▸ **DIRECTIONS**
Without the pictures, reproduce the records that follow exactly.

▸ **PROVIDED MATERIAL**
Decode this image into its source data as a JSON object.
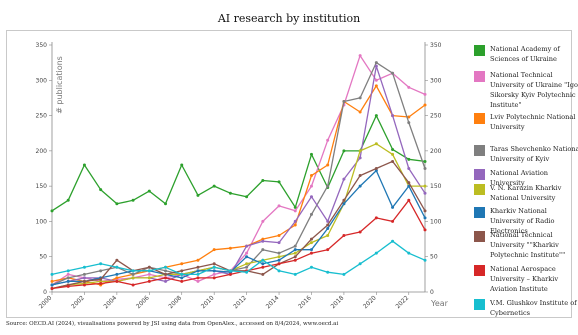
{
  "title": "AI research by institution",
  "source": "Source: OECD.AI (2024), visualisations powered by JSI using data from OpenAlex., accessed on 8/4/2024, www.oecd.ai",
  "chart_data": {
    "type": "line",
    "title": "AI research by institution",
    "ylabel": "# publications",
    "xlabel": "Year",
    "ylim": [
      0,
      350
    ],
    "yticks": [
      0,
      50,
      100,
      150,
      200,
      250,
      300,
      350
    ],
    "xlim": [
      2000,
      2023
    ],
    "xticks": [
      2000,
      2002,
      2004,
      2006,
      2008,
      2010,
      2012,
      2014,
      2016,
      2018,
      2020,
      2022
    ],
    "grid": false,
    "legend_position": "right",
    "x": [
      2000,
      2001,
      2002,
      2003,
      2004,
      2005,
      2006,
      2007,
      2008,
      2009,
      2010,
      2011,
      2012,
      2013,
      2014,
      2015,
      2016,
      2017,
      2018,
      2019,
      2020,
      2021,
      2022,
      2023
    ],
    "series": [
      {
        "name": "National Academy of Sciences of Ukraine",
        "color": "#2ca02c",
        "values": [
          115,
          130,
          180,
          145,
          125,
          130,
          143,
          125,
          180,
          137,
          150,
          140,
          135,
          158,
          156,
          120,
          195,
          148,
          200,
          200,
          250,
          202,
          188,
          185
        ]
      },
      {
        "name": "National Technical University of Ukraine \"Igor Sikorsky Kyiv Polytechnic Institute\"",
        "color": "#e377c2",
        "values": [
          10,
          25,
          20,
          15,
          18,
          20,
          25,
          20,
          25,
          15,
          25,
          30,
          55,
          100,
          122,
          115,
          150,
          215,
          265,
          335,
          300,
          310,
          290,
          280
        ]
      },
      {
        "name": "Lviv Polytechnic National University",
        "color": "#ff7f0e",
        "values": [
          15,
          20,
          15,
          10,
          20,
          25,
          30,
          35,
          40,
          45,
          60,
          62,
          65,
          75,
          80,
          95,
          165,
          180,
          270,
          255,
          292,
          250,
          248,
          265
        ]
      },
      {
        "name": "Taras Shevchenko National University of Kyiv",
        "color": "#7f7f7f",
        "values": [
          10,
          20,
          25,
          30,
          35,
          25,
          35,
          30,
          25,
          30,
          35,
          30,
          35,
          60,
          55,
          65,
          110,
          150,
          270,
          275,
          325,
          310,
          240,
          175
        ]
      },
      {
        "name": "National Aviation University",
        "color": "#9467bd",
        "values": [
          10,
          15,
          20,
          20,
          15,
          20,
          20,
          15,
          25,
          30,
          30,
          25,
          65,
          72,
          70,
          100,
          135,
          100,
          160,
          190,
          320,
          250,
          175,
          140
        ]
      },
      {
        "name": "V. N. Karazin Kharkiv National University",
        "color": "#bcbd22",
        "values": [
          5,
          10,
          12,
          15,
          15,
          20,
          20,
          25,
          25,
          30,
          35,
          30,
          40,
          45,
          50,
          55,
          70,
          80,
          125,
          200,
          210,
          195,
          150,
          150
        ]
      },
      {
        "name": "Kharkiv National University of Radio Electronics",
        "color": "#1f77b4",
        "values": [
          10,
          15,
          15,
          20,
          25,
          30,
          30,
          25,
          20,
          30,
          30,
          28,
          50,
          40,
          45,
          60,
          60,
          90,
          125,
          150,
          172,
          120,
          150,
          105
        ]
      },
      {
        "name": "National Technical University \"\"Kharkiv Polytechnic Institute\"\"",
        "color": "#8c564b",
        "values": [
          5,
          10,
          15,
          18,
          45,
          30,
          35,
          25,
          30,
          35,
          40,
          30,
          30,
          25,
          40,
          50,
          75,
          95,
          130,
          165,
          175,
          185,
          155,
          115
        ]
      },
      {
        "name": "National Aerospace University – Kharkiv Aviation Institute",
        "color": "#d62728",
        "values": [
          5,
          8,
          10,
          12,
          15,
          10,
          15,
          20,
          15,
          20,
          20,
          25,
          30,
          35,
          40,
          45,
          55,
          60,
          80,
          85,
          105,
          100,
          130,
          88
        ]
      },
      {
        "name": "V.M. Glushkov Institute of Cybernetics",
        "color": "#17becf",
        "values": [
          25,
          30,
          35,
          40,
          35,
          30,
          30,
          35,
          25,
          25,
          35,
          30,
          28,
          45,
          30,
          25,
          35,
          28,
          25,
          40,
          55,
          72,
          55,
          45
        ]
      }
    ]
  }
}
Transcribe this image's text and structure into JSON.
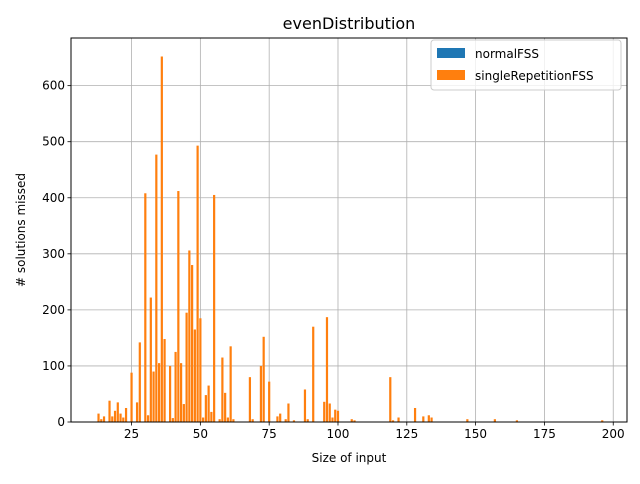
{
  "chart_data": {
    "type": "bar",
    "title": "evenDistribution",
    "xlabel": "Size of input",
    "ylabel": "# solutions missed",
    "xlim": [
      3,
      205
    ],
    "ylim": [
      0,
      685
    ],
    "xticks": [
      25,
      50,
      75,
      100,
      125,
      150,
      175,
      200
    ],
    "yticks": [
      0,
      100,
      200,
      300,
      400,
      500,
      600
    ],
    "grid": true,
    "legend_position": "upper right",
    "bar_width": 0.8,
    "series": [
      {
        "name": "normalFSS",
        "color": "#1f77b4",
        "points": []
      },
      {
        "name": "singleRepetitionFSS",
        "color": "#ff7f0e",
        "points": [
          [
            13,
            15
          ],
          [
            14,
            5
          ],
          [
            15,
            10
          ],
          [
            17,
            38
          ],
          [
            18,
            10
          ],
          [
            19,
            20
          ],
          [
            20,
            35
          ],
          [
            21,
            15
          ],
          [
            22,
            8
          ],
          [
            23,
            25
          ],
          [
            25,
            88
          ],
          [
            27,
            35
          ],
          [
            28,
            142
          ],
          [
            30,
            408
          ],
          [
            31,
            12
          ],
          [
            32,
            222
          ],
          [
            33,
            90
          ],
          [
            34,
            477
          ],
          [
            35,
            105
          ],
          [
            36,
            652
          ],
          [
            37,
            148
          ],
          [
            39,
            100
          ],
          [
            40,
            7
          ],
          [
            41,
            125
          ],
          [
            42,
            412
          ],
          [
            43,
            105
          ],
          [
            44,
            32
          ],
          [
            45,
            195
          ],
          [
            46,
            306
          ],
          [
            47,
            280
          ],
          [
            48,
            165
          ],
          [
            49,
            493
          ],
          [
            50,
            185
          ],
          [
            51,
            8
          ],
          [
            52,
            48
          ],
          [
            53,
            65
          ],
          [
            54,
            18
          ],
          [
            55,
            405
          ],
          [
            57,
            5
          ],
          [
            58,
            115
          ],
          [
            59,
            52
          ],
          [
            60,
            8
          ],
          [
            61,
            135
          ],
          [
            62,
            5
          ],
          [
            68,
            80
          ],
          [
            69,
            5
          ],
          [
            72,
            100
          ],
          [
            73,
            152
          ],
          [
            75,
            72
          ],
          [
            78,
            10
          ],
          [
            79,
            15
          ],
          [
            81,
            5
          ],
          [
            82,
            33
          ],
          [
            84,
            3
          ],
          [
            88,
            58
          ],
          [
            89,
            5
          ],
          [
            91,
            170
          ],
          [
            95,
            36
          ],
          [
            96,
            187
          ],
          [
            97,
            33
          ],
          [
            98,
            8
          ],
          [
            99,
            22
          ],
          [
            100,
            20
          ],
          [
            105,
            5
          ],
          [
            106,
            3
          ],
          [
            119,
            80
          ],
          [
            120,
            3
          ],
          [
            122,
            8
          ],
          [
            128,
            25
          ],
          [
            131,
            10
          ],
          [
            133,
            12
          ],
          [
            134,
            8
          ],
          [
            147,
            5
          ],
          [
            157,
            5
          ],
          [
            165,
            3
          ],
          [
            196,
            3
          ]
        ]
      }
    ]
  }
}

▸ **IN RESPONSE**
Decode this image into its source data as a JSON object.
{
  "title": "AI research by institution",
  "source": "Source: OECD.AI (2024), visualisations powered by JSI using data from OpenAlex., accessed on 8/4/2024, www.oecd.ai",
  "chart_data": {
    "type": "line",
    "title": "AI research by institution",
    "ylabel": "# publications",
    "xlabel": "Year",
    "ylim": [
      0,
      350
    ],
    "yticks": [
      0,
      50,
      100,
      150,
      200,
      250,
      300,
      350
    ],
    "xlim": [
      2000,
      2023
    ],
    "xticks": [
      2000,
      2002,
      2004,
      2006,
      2008,
      2010,
      2012,
      2014,
      2016,
      2018,
      2020,
      2022
    ],
    "grid": false,
    "legend_position": "right",
    "x": [
      2000,
      2001,
      2002,
      2003,
      2004,
      2005,
      2006,
      2007,
      2008,
      2009,
      2010,
      2011,
      2012,
      2013,
      2014,
      2015,
      2016,
      2017,
      2018,
      2019,
      2020,
      2021,
      2022,
      2023
    ],
    "series": [
      {
        "name": "National Academy of Sciences of Ukraine",
        "color": "#2ca02c",
        "values": [
          115,
          130,
          180,
          145,
          125,
          130,
          143,
          125,
          180,
          137,
          150,
          140,
          135,
          158,
          156,
          120,
          195,
          148,
          200,
          200,
          250,
          202,
          188,
          185
        ]
      },
      {
        "name": "National Technical University of Ukraine \"Igor Sikorsky Kyiv Polytechnic Institute\"",
        "color": "#e377c2",
        "values": [
          10,
          25,
          20,
          15,
          18,
          20,
          25,
          20,
          25,
          15,
          25,
          30,
          55,
          100,
          122,
          115,
          150,
          215,
          265,
          335,
          300,
          310,
          290,
          280
        ]
      },
      {
        "name": "Lviv Polytechnic National University",
        "color": "#ff7f0e",
        "values": [
          15,
          20,
          15,
          10,
          20,
          25,
          30,
          35,
          40,
          45,
          60,
          62,
          65,
          75,
          80,
          95,
          165,
          180,
          270,
          255,
          292,
          250,
          248,
          265
        ]
      },
      {
        "name": "Taras Shevchenko National University of Kyiv",
        "color": "#7f7f7f",
        "values": [
          10,
          20,
          25,
          30,
          35,
          25,
          35,
          30,
          25,
          30,
          35,
          30,
          35,
          60,
          55,
          65,
          110,
          150,
          270,
          275,
          325,
          310,
          240,
          175
        ]
      },
      {
        "name": "National Aviation University",
        "color": "#9467bd",
        "values": [
          10,
          15,
          20,
          20,
          15,
          20,
          20,
          15,
          25,
          30,
          30,
          25,
          65,
          72,
          70,
          100,
          135,
          100,
          160,
          190,
          320,
          250,
          175,
          140
        ]
      },
      {
        "name": "V. N. Karazin Kharkiv National University",
        "color": "#bcbd22",
        "values": [
          5,
          10,
          12,
          15,
          15,
          20,
          20,
          25,
          25,
          30,
          35,
          30,
          40,
          45,
          50,
          55,
          70,
          80,
          125,
          200,
          210,
          195,
          150,
          150
        ]
      },
      {
        "name": "Kharkiv National University of Radio Electronics",
        "color": "#1f77b4",
        "values": [
          10,
          15,
          15,
          20,
          25,
          30,
          30,
          25,
          20,
          30,
          30,
          28,
          50,
          40,
          45,
          60,
          60,
          90,
          125,
          150,
          172,
          120,
          150,
          105
        ]
      },
      {
        "name": "National Technical University \"\"Kharkiv Polytechnic Institute\"\"",
        "color": "#8c564b",
        "values": [
          5,
          10,
          15,
          18,
          45,
          30,
          35,
          25,
          30,
          35,
          40,
          30,
          30,
          25,
          40,
          50,
          75,
          95,
          130,
          165,
          175,
          185,
          155,
          115
        ]
      },
      {
        "name": "National Aerospace University – Kharkiv Aviation Institute",
        "color": "#d62728",
        "values": [
          5,
          8,
          10,
          12,
          15,
          10,
          15,
          20,
          15,
          20,
          20,
          25,
          30,
          35,
          40,
          45,
          55,
          60,
          80,
          85,
          105,
          100,
          130,
          88
        ]
      },
      {
        "name": "V.M. Glushkov Institute of Cybernetics",
        "color": "#17becf",
        "values": [
          25,
          30,
          35,
          40,
          35,
          30,
          30,
          35,
          25,
          25,
          35,
          30,
          28,
          45,
          30,
          25,
          35,
          28,
          25,
          40,
          55,
          72,
          55,
          45
        ]
      }
    ]
  }
}
Transcribe this image's text and structure into JSON.
{
  "chart_data": {
    "type": "bar",
    "title": "evenDistribution",
    "xlabel": "Size of input",
    "ylabel": "# solutions missed",
    "xlim": [
      3,
      205
    ],
    "ylim": [
      0,
      685
    ],
    "xticks": [
      25,
      50,
      75,
      100,
      125,
      150,
      175,
      200
    ],
    "yticks": [
      0,
      100,
      200,
      300,
      400,
      500,
      600
    ],
    "grid": true,
    "legend_position": "upper right",
    "bar_width": 0.8,
    "series": [
      {
        "name": "normalFSS",
        "color": "#1f77b4",
        "points": []
      },
      {
        "name": "singleRepetitionFSS",
        "color": "#ff7f0e",
        "points": [
          [
            13,
            15
          ],
          [
            14,
            5
          ],
          [
            15,
            10
          ],
          [
            17,
            38
          ],
          [
            18,
            10
          ],
          [
            19,
            20
          ],
          [
            20,
            35
          ],
          [
            21,
            15
          ],
          [
            22,
            8
          ],
          [
            23,
            25
          ],
          [
            25,
            88
          ],
          [
            27,
            35
          ],
          [
            28,
            142
          ],
          [
            30,
            408
          ],
          [
            31,
            12
          ],
          [
            32,
            222
          ],
          [
            33,
            90
          ],
          [
            34,
            477
          ],
          [
            35,
            105
          ],
          [
            36,
            652
          ],
          [
            37,
            148
          ],
          [
            39,
            100
          ],
          [
            40,
            7
          ],
          [
            41,
            125
          ],
          [
            42,
            412
          ],
          [
            43,
            105
          ],
          [
            44,
            32
          ],
          [
            45,
            195
          ],
          [
            46,
            306
          ],
          [
            47,
            280
          ],
          [
            48,
            165
          ],
          [
            49,
            493
          ],
          [
            50,
            185
          ],
          [
            51,
            8
          ],
          [
            52,
            48
          ],
          [
            53,
            65
          ],
          [
            54,
            18
          ],
          [
            55,
            405
          ],
          [
            57,
            5
          ],
          [
            58,
            115
          ],
          [
            59,
            52
          ],
          [
            60,
            8
          ],
          [
            61,
            135
          ],
          [
            62,
            5
          ],
          [
            68,
            80
          ],
          [
            69,
            5
          ],
          [
            72,
            100
          ],
          [
            73,
            152
          ],
          [
            75,
            72
          ],
          [
            78,
            10
          ],
          [
            79,
            15
          ],
          [
            81,
            5
          ],
          [
            82,
            33
          ],
          [
            84,
            3
          ],
          [
            88,
            58
          ],
          [
            89,
            5
          ],
          [
            91,
            170
          ],
          [
            95,
            36
          ],
          [
            96,
            187
          ],
          [
            97,
            33
          ],
          [
            98,
            8
          ],
          [
            99,
            22
          ],
          [
            100,
            20
          ],
          [
            105,
            5
          ],
          [
            106,
            3
          ],
          [
            119,
            80
          ],
          [
            120,
            3
          ],
          [
            122,
            8
          ],
          [
            128,
            25
          ],
          [
            131,
            10
          ],
          [
            133,
            12
          ],
          [
            134,
            8
          ],
          [
            147,
            5
          ],
          [
            157,
            5
          ],
          [
            165,
            3
          ],
          [
            196,
            3
          ]
        ]
      }
    ]
  }
}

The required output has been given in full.